* [Work to do]: Look through the listing and locate every line containing the word "отрезку"; copy those lines.

* [Dataset entries]:
=======
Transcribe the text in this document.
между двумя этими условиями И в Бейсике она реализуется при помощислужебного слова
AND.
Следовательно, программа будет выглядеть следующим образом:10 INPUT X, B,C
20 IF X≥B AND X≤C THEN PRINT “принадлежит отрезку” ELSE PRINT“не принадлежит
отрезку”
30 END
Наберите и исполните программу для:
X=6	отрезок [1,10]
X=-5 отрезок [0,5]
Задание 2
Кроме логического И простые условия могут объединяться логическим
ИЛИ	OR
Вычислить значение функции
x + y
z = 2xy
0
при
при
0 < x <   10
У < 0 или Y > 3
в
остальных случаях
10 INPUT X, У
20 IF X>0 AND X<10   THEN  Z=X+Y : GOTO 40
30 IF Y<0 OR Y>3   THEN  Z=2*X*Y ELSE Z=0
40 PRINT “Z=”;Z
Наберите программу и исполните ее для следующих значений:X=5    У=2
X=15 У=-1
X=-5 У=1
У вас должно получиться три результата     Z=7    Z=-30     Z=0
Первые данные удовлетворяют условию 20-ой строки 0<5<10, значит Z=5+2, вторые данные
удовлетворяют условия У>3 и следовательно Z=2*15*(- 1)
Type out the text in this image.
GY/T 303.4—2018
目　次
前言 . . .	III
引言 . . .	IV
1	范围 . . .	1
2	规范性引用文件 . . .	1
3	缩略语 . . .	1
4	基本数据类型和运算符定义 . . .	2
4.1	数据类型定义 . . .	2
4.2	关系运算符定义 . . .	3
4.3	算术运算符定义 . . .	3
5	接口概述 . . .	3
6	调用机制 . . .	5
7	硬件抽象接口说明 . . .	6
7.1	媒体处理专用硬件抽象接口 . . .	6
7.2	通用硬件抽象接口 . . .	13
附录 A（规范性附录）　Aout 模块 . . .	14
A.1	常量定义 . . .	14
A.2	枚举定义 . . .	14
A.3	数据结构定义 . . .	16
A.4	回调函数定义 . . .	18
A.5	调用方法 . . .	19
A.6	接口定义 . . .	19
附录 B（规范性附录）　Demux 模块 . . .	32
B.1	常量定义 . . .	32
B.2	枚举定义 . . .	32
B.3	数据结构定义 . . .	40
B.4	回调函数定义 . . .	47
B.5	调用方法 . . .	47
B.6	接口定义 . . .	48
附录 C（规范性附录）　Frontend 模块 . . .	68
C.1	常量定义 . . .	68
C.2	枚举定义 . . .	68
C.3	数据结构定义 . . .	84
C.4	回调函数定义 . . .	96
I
=======
* [The completed task]:
20 IF X≥B AND X≤C THEN PRINT “принадлежит отрезку” ELSE PRINT“не принадлежит
отрезку”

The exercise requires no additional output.